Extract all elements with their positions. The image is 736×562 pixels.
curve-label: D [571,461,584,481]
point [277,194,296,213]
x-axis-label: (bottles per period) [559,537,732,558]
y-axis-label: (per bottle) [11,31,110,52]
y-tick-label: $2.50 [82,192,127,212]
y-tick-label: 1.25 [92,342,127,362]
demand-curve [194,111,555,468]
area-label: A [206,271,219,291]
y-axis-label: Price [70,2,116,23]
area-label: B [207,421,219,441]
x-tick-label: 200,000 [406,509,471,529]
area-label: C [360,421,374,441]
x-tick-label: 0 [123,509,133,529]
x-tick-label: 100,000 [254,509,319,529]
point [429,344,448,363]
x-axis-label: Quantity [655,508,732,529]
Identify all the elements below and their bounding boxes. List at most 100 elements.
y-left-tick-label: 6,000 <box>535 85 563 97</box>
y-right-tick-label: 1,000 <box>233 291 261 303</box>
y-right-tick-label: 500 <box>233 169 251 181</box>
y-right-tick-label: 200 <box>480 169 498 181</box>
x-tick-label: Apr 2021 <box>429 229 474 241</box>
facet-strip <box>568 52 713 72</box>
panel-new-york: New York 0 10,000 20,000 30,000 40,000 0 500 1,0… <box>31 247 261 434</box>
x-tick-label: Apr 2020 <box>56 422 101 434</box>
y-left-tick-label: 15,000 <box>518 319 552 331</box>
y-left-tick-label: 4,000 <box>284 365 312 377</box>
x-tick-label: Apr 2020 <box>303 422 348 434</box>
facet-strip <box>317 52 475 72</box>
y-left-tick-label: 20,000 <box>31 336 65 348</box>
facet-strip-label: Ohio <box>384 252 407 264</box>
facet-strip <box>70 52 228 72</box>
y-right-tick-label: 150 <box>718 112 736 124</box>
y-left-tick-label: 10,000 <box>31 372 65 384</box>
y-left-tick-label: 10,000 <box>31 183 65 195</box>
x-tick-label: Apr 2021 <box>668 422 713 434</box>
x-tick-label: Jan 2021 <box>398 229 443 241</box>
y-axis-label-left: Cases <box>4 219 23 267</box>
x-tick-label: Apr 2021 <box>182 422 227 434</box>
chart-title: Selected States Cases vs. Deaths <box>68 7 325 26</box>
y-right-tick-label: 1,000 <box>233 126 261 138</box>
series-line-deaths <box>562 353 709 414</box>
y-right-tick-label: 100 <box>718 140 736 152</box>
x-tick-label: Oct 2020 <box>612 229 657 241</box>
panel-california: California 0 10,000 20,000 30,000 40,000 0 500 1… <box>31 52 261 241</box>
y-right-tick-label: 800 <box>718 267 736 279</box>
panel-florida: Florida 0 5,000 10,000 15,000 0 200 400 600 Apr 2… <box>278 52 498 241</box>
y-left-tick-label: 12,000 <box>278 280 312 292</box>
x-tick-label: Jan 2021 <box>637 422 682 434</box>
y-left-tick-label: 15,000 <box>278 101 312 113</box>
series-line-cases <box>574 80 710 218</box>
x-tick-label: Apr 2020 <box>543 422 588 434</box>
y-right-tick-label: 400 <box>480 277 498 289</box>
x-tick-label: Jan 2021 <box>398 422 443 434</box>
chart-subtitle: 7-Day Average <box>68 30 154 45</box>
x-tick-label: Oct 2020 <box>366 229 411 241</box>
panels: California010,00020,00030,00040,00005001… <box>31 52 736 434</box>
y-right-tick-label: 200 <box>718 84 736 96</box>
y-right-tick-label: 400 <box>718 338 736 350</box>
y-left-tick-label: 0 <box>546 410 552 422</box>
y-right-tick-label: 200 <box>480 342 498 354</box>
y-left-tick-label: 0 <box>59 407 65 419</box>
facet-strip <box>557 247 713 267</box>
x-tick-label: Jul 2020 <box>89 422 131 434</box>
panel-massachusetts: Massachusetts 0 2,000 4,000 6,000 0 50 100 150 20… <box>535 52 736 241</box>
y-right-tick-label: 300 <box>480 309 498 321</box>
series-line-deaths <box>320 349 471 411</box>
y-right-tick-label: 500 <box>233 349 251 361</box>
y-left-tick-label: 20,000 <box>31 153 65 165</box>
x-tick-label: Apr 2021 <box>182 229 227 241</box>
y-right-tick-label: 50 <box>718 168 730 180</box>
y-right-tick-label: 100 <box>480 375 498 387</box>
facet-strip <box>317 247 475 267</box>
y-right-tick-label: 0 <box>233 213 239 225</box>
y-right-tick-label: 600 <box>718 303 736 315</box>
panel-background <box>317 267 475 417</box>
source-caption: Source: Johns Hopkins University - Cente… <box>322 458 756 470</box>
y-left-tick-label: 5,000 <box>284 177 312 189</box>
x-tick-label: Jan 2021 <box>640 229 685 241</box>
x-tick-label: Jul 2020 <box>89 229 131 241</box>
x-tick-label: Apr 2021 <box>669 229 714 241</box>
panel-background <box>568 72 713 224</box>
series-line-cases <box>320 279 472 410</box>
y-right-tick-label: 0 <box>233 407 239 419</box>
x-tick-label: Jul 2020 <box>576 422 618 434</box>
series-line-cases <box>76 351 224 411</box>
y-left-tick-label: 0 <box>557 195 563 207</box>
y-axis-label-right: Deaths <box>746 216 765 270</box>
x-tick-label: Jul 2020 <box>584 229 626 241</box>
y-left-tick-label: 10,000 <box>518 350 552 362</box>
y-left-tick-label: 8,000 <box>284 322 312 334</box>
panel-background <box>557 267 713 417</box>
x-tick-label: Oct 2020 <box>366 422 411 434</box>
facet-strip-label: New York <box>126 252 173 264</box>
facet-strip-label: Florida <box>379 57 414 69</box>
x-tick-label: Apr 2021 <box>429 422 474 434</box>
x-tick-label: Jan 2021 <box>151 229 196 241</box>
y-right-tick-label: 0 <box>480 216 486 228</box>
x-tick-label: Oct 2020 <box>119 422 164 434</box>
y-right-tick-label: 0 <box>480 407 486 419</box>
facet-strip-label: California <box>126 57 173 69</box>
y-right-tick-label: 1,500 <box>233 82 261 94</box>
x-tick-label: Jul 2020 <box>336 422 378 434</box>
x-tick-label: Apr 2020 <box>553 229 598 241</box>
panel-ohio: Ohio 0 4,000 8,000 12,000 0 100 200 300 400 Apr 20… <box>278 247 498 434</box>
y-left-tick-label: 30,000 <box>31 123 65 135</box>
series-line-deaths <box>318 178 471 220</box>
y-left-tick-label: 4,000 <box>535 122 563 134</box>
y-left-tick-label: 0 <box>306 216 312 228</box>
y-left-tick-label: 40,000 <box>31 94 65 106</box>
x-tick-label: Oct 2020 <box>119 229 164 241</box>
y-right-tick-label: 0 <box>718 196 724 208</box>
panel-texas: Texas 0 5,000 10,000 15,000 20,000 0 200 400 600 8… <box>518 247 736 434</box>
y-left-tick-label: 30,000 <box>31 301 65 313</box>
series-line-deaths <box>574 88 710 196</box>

§ §

Set task:
Reproduce all of the data above word for word, keeping every line in its original order.

Result of the exercise:
Extract all elements with their positions. The image is 736×562 pixels.
curve-label: D [571,461,584,481]
point [277,194,296,213]
x-axis-label: (bottles per period) [559,537,732,558]
y-axis-label: (per bottle) [11,31,110,52]
y-tick-label: $2.50 [82,192,127,212]
y-tick-label: 1.25 [92,342,127,362]
demand-curve [194,111,555,468]
area-label: A [206,271,219,291]
y-axis-label: Price [70,2,116,23]
area-label: B [207,421,219,441]
x-tick-label: 200,000 [406,509,471,529]
area-label: C [360,421,374,441]
x-tick-label: 0 [123,509,133,529]
x-tick-label: 100,000 [254,509,319,529]
point [429,344,448,363]
x-axis-label: Quantity [655,508,732,529]
Identify all the elements below and their bounding boxes. List at most 100 elements.
y-left-tick-label: 6,000 <box>535 85 563 97</box>
y-right-tick-label: 1,000 <box>233 291 261 303</box>
y-right-tick-label: 500 <box>233 169 251 181</box>
y-right-tick-label: 200 <box>480 169 498 181</box>
x-tick-label: Apr 2021 <box>429 229 474 241</box>
facet-strip <box>568 52 713 72</box>
panel-new-york: New York 0 10,000 20,000 30,000 40,000 0 500 1,0… <box>31 247 261 434</box>
x-tick-label: Apr 2020 <box>56 422 101 434</box>
y-left-tick-label: 15,000 <box>518 319 552 331</box>
y-left-tick-label: 4,000 <box>284 365 312 377</box>
x-tick-label: Apr 2020 <box>303 422 348 434</box>
facet-strip <box>317 52 475 72</box>
y-left-tick-label: 20,000 <box>31 336 65 348</box>
facet-strip-label: Ohio <box>384 252 407 264</box>
facet-strip <box>70 52 228 72</box>
y-right-tick-label: 150 <box>718 112 736 124</box>
y-left-tick-label: 10,000 <box>31 372 65 384</box>
y-left-tick-label: 10,000 <box>31 183 65 195</box>
x-tick-label: Apr 2021 <box>668 422 713 434</box>
x-tick-label: Jan 2021 <box>398 229 443 241</box>
y-axis-label-left: Cases <box>4 219 23 267</box>
x-tick-label: Apr 2021 <box>182 422 227 434</box>
chart-title: Selected States Cases vs. Deaths <box>68 7 325 26</box>
y-right-tick-label: 1,000 <box>233 126 261 138</box>
series-line-deaths <box>562 353 709 414</box>
y-right-tick-label: 100 <box>718 140 736 152</box>
x-tick-label: Oct 2020 <box>612 229 657 241</box>
panel-california: California 0 10,000 20,000 30,000 40,000 0 500 1… <box>31 52 261 241</box>
y-right-tick-label: 800 <box>718 267 736 279</box>
panel-florida: Florida 0 5,000 10,000 15,000 0 200 400 600 Apr 2… <box>278 52 498 241</box>
y-left-tick-label: 12,000 <box>278 280 312 292</box>
x-tick-label: Jan 2021 <box>637 422 682 434</box>
y-left-tick-label: 15,000 <box>278 101 312 113</box>
series-line-cases <box>574 80 710 218</box>
x-tick-label: Apr 2020 <box>543 422 588 434</box>
y-right-tick-label: 400 <box>480 277 498 289</box>
x-tick-label: Jan 2021 <box>398 422 443 434</box>
chart-subtitle: 7-Day Average <box>68 30 154 45</box>
x-tick-label: Oct 2020 <box>366 229 411 241</box>
panels: California010,00020,00030,00040,00005001… <box>31 52 736 434</box>
y-right-tick-label: 200 <box>718 84 736 96</box>
y-right-tick-label: 400 <box>718 338 736 350</box>
y-left-tick-label: 0 <box>546 410 552 422</box>
y-right-tick-label: 200 <box>480 342 498 354</box>
y-left-tick-label: 0 <box>59 407 65 419</box>
facet-strip <box>557 247 713 267</box>
x-tick-label: Jul 2020 <box>89 422 131 434</box>
panel-massachusetts: Massachusetts 0 2,000 4,000 6,000 0 50 100 150 20… <box>535 52 736 241</box>
y-right-tick-label: 300 <box>480 309 498 321</box>
series-line-deaths <box>320 349 471 411</box>
y-right-tick-label: 500 <box>233 349 251 361</box>
y-left-tick-label: 20,000 <box>31 153 65 165</box>
x-tick-label: Apr 2021 <box>182 229 227 241</box>
y-right-tick-label: 50 <box>718 168 730 180</box>
y-right-tick-label: 100 <box>480 375 498 387</box>
facet-strip <box>317 247 475 267</box>
y-right-tick-label: 0 <box>233 213 239 225</box>
y-right-tick-label: 600 <box>718 303 736 315</box>
panel-background <box>317 267 475 417</box>
source-caption: Source: Johns Hopkins University - Cente… <box>322 458 756 470</box>
y-left-tick-label: 5,000 <box>284 177 312 189</box>
x-tick-label: Jan 2021 <box>640 229 685 241</box>
x-tick-label: Jul 2020 <box>89 229 131 241</box>
x-tick-label: Apr 2021 <box>669 229 714 241</box>
panel-background <box>568 72 713 224</box>
series-line-cases <box>320 279 472 410</box>
y-right-tick-label: 0 <box>233 407 239 419</box>
x-tick-label: Jul 2020 <box>576 422 618 434</box>
series-line-cases <box>76 351 224 411</box>
y-left-tick-label: 0 <box>557 195 563 207</box>
y-axis-label-right: Deaths <box>746 216 765 270</box>
x-tick-label: Jul 2020 <box>584 229 626 241</box>
y-left-tick-label: 10,000 <box>518 350 552 362</box>
y-left-tick-label: 8,000 <box>284 322 312 334</box>
panel-background <box>557 267 713 417</box>
x-tick-label: Oct 2020 <box>366 422 411 434</box>
facet-strip-label: New York <box>126 252 173 264</box>
facet-strip-label: Florida <box>379 57 414 69</box>
x-tick-label: Apr 2021 <box>429 422 474 434</box>
x-tick-label: Jan 2021 <box>151 229 196 241</box>
y-right-tick-label: 0 <box>480 216 486 228</box>
x-tick-label: Oct 2020 <box>119 422 164 434</box>
y-right-tick-label: 0 <box>480 407 486 419</box>
facet-strip-label: California <box>126 57 173 69</box>
y-right-tick-label: 1,500 <box>233 82 261 94</box>
x-tick-label: Jul 2020 <box>336 422 378 434</box>
x-tick-label: Apr 2020 <box>553 229 598 241</box>
panel-ohio: Ohio 0 4,000 8,000 12,000 0 100 200 300 400 Apr 20… <box>278 247 498 434</box>
y-left-tick-label: 30,000 <box>31 123 65 135</box>
series-line-deaths <box>318 178 471 220</box>
y-left-tick-label: 4,000 <box>535 122 563 134</box>
y-left-tick-label: 0 <box>306 216 312 228</box>
y-left-tick-label: 40,000 <box>31 94 65 106</box>
x-tick-label: Oct 2020 <box>119 229 164 241</box>
y-right-tick-label: 0 <box>718 196 724 208</box>
panel-texas: Texas 0 5,000 10,000 15,000 20,000 0 200 400 600 8… <box>518 247 736 434</box>
y-left-tick-label: 30,000 <box>31 301 65 313</box>
series-line-deaths <box>574 88 710 196</box>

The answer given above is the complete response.